— WHAT THE TASK REQUIRES —
Retype the whole listing below, character for character.

Data items:
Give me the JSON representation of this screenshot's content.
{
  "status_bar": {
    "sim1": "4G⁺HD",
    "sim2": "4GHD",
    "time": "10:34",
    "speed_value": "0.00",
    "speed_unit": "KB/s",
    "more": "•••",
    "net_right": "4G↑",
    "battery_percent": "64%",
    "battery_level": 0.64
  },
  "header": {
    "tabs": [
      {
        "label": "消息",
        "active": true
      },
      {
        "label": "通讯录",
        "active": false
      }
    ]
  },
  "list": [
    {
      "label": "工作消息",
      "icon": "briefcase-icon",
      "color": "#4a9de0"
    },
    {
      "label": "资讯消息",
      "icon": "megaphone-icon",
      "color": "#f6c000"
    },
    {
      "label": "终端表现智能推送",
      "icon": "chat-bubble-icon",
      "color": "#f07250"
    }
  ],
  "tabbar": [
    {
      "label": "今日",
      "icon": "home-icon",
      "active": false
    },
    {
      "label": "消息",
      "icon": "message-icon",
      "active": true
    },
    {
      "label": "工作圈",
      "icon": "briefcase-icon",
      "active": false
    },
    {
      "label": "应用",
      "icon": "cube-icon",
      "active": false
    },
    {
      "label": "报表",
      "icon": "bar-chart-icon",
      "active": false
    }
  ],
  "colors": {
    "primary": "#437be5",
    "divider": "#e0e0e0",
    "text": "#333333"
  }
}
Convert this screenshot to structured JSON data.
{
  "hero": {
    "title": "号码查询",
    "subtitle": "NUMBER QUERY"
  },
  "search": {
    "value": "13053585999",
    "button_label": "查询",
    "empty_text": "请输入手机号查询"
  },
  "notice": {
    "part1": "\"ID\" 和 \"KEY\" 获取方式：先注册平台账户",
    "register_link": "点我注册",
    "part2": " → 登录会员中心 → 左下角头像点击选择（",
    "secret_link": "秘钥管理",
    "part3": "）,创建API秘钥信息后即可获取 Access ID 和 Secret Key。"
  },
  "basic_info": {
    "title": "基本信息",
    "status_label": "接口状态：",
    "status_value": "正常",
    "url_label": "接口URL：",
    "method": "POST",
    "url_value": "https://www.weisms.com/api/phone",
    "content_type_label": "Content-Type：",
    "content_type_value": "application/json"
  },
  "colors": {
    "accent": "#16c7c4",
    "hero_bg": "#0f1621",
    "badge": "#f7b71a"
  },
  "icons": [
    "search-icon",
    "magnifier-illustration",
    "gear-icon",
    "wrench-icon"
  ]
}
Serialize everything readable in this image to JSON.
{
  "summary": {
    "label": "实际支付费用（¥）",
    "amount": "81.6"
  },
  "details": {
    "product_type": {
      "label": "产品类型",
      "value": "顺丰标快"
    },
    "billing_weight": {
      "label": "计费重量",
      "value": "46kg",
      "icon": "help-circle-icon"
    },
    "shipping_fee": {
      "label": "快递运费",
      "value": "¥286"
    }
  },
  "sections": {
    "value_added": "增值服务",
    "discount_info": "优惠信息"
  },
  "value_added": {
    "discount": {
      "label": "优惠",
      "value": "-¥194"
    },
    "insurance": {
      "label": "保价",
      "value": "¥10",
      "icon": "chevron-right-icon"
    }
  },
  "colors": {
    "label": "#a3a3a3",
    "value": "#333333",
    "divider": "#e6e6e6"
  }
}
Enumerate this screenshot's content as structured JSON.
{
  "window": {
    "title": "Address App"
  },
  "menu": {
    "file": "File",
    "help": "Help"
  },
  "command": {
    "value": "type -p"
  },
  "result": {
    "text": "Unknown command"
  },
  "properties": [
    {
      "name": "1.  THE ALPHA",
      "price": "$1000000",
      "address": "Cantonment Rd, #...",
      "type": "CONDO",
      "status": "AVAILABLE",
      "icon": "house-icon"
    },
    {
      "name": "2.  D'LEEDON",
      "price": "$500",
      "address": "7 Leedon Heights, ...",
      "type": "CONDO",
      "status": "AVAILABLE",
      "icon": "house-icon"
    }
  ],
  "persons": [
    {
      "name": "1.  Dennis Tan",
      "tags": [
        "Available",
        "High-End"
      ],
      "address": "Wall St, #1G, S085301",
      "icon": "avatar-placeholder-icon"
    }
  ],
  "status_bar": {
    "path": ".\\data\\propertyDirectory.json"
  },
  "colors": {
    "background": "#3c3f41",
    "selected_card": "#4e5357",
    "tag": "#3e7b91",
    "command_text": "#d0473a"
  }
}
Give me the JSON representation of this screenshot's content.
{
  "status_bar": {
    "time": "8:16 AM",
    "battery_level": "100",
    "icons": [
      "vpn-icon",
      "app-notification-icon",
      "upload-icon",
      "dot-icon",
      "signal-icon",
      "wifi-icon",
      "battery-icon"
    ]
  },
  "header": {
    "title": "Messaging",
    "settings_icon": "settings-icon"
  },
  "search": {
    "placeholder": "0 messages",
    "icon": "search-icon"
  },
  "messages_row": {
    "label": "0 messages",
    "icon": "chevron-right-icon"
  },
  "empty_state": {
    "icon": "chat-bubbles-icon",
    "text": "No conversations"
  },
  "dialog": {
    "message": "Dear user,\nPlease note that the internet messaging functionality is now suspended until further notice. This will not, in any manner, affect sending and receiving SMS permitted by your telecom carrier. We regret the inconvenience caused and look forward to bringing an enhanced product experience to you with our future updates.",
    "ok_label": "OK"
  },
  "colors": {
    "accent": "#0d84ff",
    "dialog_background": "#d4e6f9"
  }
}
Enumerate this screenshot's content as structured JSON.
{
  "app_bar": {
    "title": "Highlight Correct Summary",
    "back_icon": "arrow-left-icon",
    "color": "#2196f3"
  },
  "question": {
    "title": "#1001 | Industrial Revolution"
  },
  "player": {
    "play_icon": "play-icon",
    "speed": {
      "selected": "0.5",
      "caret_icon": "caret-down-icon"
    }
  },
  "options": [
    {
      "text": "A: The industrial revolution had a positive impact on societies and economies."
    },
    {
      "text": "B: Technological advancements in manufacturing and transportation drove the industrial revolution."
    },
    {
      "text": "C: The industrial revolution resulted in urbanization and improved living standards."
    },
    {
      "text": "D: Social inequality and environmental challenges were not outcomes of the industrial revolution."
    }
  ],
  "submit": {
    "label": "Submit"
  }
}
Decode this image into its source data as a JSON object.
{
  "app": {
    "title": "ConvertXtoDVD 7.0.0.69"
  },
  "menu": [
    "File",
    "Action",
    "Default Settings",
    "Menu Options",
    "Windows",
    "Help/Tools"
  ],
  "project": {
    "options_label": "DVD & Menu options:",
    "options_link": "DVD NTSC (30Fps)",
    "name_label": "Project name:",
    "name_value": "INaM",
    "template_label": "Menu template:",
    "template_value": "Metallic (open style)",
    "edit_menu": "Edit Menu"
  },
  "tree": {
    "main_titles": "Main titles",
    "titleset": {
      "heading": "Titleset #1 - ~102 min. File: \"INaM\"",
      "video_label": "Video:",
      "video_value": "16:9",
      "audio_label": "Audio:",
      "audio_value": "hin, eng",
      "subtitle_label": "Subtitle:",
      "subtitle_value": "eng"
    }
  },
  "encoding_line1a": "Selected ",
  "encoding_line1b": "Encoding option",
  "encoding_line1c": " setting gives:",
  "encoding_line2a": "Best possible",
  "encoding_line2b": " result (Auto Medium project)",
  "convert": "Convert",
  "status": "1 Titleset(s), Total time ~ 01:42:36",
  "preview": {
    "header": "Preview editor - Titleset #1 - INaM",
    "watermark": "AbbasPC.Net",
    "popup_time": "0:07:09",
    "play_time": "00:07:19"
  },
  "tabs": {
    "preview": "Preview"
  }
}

— CORRECT ANSWER —
Give me the JSON representation of this screenshot's content.
{
  "status_bar": {
    "sim1": "4G⁺HD",
    "sim2": "4GHD",
    "time": "10:34",
    "speed_value": "0.00",
    "speed_unit": "KB/s",
    "more": "•••",
    "net_right": "4G↑",
    "battery_percent": "64%",
    "battery_level": 0.64
  },
  "header": {
    "tabs": [
      {
        "label": "消息",
        "active": true
      },
      {
        "label": "通讯录",
        "active": false
      }
    ]
  },
  "list": [
    {
      "label": "工作消息",
      "icon": "briefcase-icon",
      "color": "#4a9de0"
    },
    {
      "label": "资讯消息",
      "icon": "megaphone-icon",
      "color": "#f6c000"
    },
    {
      "label": "终端表现智能推送",
      "icon": "chat-bubble-icon",
      "color": "#f07250"
    }
  ],
  "tabbar": [
    {
      "label": "今日",
      "icon": "home-icon",
      "active": false
    },
    {
      "label": "消息",
      "icon": "message-icon",
      "active": true
    },
    {
      "label": "工作圈",
      "icon": "briefcase-icon",
      "active": false
    },
    {
      "label": "应用",
      "icon": "cube-icon",
      "active": false
    },
    {
      "label": "报表",
      "icon": "bar-chart-icon",
      "active": false
    }
  ],
  "colors": {
    "primary": "#437be5",
    "divider": "#e0e0e0",
    "text": "#333333"
  }
}
Convert this screenshot to structured JSON data.
{
  "hero": {
    "title": "号码查询",
    "subtitle": "NUMBER QUERY"
  },
  "search": {
    "value": "13053585999",
    "button_label": "查询",
    "empty_text": "请输入手机号查询"
  },
  "notice": {
    "part1": "\"ID\" 和 \"KEY\" 获取方式：先注册平台账户",
    "register_link": "点我注册",
    "part2": " → 登录会员中心 → 左下角头像点击选择（",
    "secret_link": "秘钥管理",
    "part3": "）,创建API秘钥信息后即可获取 Access ID 和 Secret Key。"
  },
  "basic_info": {
    "title": "基本信息",
    "status_label": "接口状态：",
    "status_value": "正常",
    "url_label": "接口URL：",
    "method": "POST",
    "url_value": "https://www.weisms.com/api/phone",
    "content_type_label": "Content-Type：",
    "content_type_value": "application/json"
  },
  "colors": {
    "accent": "#16c7c4",
    "hero_bg": "#0f1621",
    "badge": "#f7b71a"
  },
  "icons": [
    "search-icon",
    "magnifier-illustration",
    "gear-icon",
    "wrench-icon"
  ]
}
Serialize everything readable in this image to JSON.
{
  "summary": {
    "label": "实际支付费用（¥）",
    "amount": "81.6"
  },
  "details": {
    "product_type": {
      "label": "产品类型",
      "value": "顺丰标快"
    },
    "billing_weight": {
      "label": "计费重量",
      "value": "46kg",
      "icon": "help-circle-icon"
    },
    "shipping_fee": {
      "label": "快递运费",
      "value": "¥286"
    }
  },
  "sections": {
    "value_added": "增值服务",
    "discount_info": "优惠信息"
  },
  "value_added": {
    "discount": {
      "label": "优惠",
      "value": "-¥194"
    },
    "insurance": {
      "label": "保价",
      "value": "¥10",
      "icon": "chevron-right-icon"
    }
  },
  "colors": {
    "label": "#a3a3a3",
    "value": "#333333",
    "divider": "#e6e6e6"
  }
}
Enumerate this screenshot's content as structured JSON.
{
  "window": {
    "title": "Address App"
  },
  "menu": {
    "file": "File",
    "help": "Help"
  },
  "command": {
    "value": "type -p"
  },
  "result": {
    "text": "Unknown command"
  },
  "properties": [
    {
      "name": "1.  THE ALPHA",
      "price": "$1000000",
      "address": "Cantonment Rd, #...",
      "type": "CONDO",
      "status": "AVAILABLE",
      "icon": "house-icon"
    },
    {
      "name": "2.  D'LEEDON",
      "price": "$500",
      "address": "7 Leedon Heights, ...",
      "type": "CONDO",
      "status": "AVAILABLE",
      "icon": "house-icon"
    }
  ],
  "persons": [
    {
      "name": "1.  Dennis Tan",
      "tags": [
        "Available",
        "High-End"
      ],
      "address": "Wall St, #1G, S085301",
      "icon": "avatar-placeholder-icon"
    }
  ],
  "status_bar": {
    "path": ".\\data\\propertyDirectory.json"
  },
  "colors": {
    "background": "#3c3f41",
    "selected_card": "#4e5357",
    "tag": "#3e7b91",
    "command_text": "#d0473a"
  }
}
Give me the JSON representation of this screenshot's content.
{
  "status_bar": {
    "time": "8:16 AM",
    "battery_level": "100",
    "icons": [
      "vpn-icon",
      "app-notification-icon",
      "upload-icon",
      "dot-icon",
      "signal-icon",
      "wifi-icon",
      "battery-icon"
    ]
  },
  "header": {
    "title": "Messaging",
    "settings_icon": "settings-icon"
  },
  "search": {
    "placeholder": "0 messages",
    "icon": "search-icon"
  },
  "messages_row": {
    "label": "0 messages",
    "icon": "chevron-right-icon"
  },
  "empty_state": {
    "icon": "chat-bubbles-icon",
    "text": "No conversations"
  },
  "dialog": {
    "message": "Dear user,\nPlease note that the internet messaging functionality is now suspended until further notice. This will not, in any manner, affect sending and receiving SMS permitted by your telecom carrier. We regret the inconvenience caused and look forward to bringing an enhanced product experience to you with our future updates.",
    "ok_label": "OK"
  },
  "colors": {
    "accent": "#0d84ff",
    "dialog_background": "#d4e6f9"
  }
}
Enumerate this screenshot's content as structured JSON.
{
  "app_bar": {
    "title": "Highlight Correct Summary",
    "back_icon": "arrow-left-icon",
    "color": "#2196f3"
  },
  "question": {
    "title": "#1001 | Industrial Revolution"
  },
  "player": {
    "play_icon": "play-icon",
    "speed": {
      "selected": "0.5",
      "caret_icon": "caret-down-icon"
    }
  },
  "options": [
    {
      "text": "A: The industrial revolution had a positive impact on societies and economies."
    },
    {
      "text": "B: Technological advancements in manufacturing and transportation drove the industrial revolution."
    },
    {
      "text": "C: The industrial revolution resulted in urbanization and improved living standards."
    },
    {
      "text": "D: Social inequality and environmental challenges were not outcomes of the industrial revolution."
    }
  ],
  "submit": {
    "label": "Submit"
  }
}
Decode this image into its source data as a JSON object.
{
  "app": {
    "title": "ConvertXtoDVD 7.0.0.69"
  },
  "menu": [
    "File",
    "Action",
    "Default Settings",
    "Menu Options",
    "Windows",
    "Help/Tools"
  ],
  "project": {
    "options_label": "DVD & Menu options:",
    "options_link": "DVD NTSC (30Fps)",
    "name_label": "Project name:",
    "name_value": "INaM",
    "template_label": "Menu template:",
    "template_value": "Metallic (open style)",
    "edit_menu": "Edit Menu"
  },
  "tree": {
    "main_titles": "Main titles",
    "titleset": {
      "heading": "Titleset #1 - ~102 min. File: \"INaM\"",
      "video_label": "Video:",
      "video_value": "16:9",
      "audio_label": "Audio:",
      "audio_value": "hin, eng",
      "subtitle_label": "Subtitle:",
      "subtitle_value": "eng"
    }
  },
  "encoding_line1a": "Selected ",
  "encoding_line1b": "Encoding option",
  "encoding_line1c": " setting gives:",
  "encoding_line2a": "Best possible",
  "encoding_line2b": " result (Auto Medium project)",
  "convert": "Convert",
  "status": "1 Titleset(s), Total time ~ 01:42:36",
  "preview": {
    "header": "Preview editor - Titleset #1 - INaM",
    "watermark": "AbbasPC.Net",
    "popup_time": "0:07:09",
    "play_time": "00:07:19"
  },
  "tabs": {
    "preview": "Preview"
  }
}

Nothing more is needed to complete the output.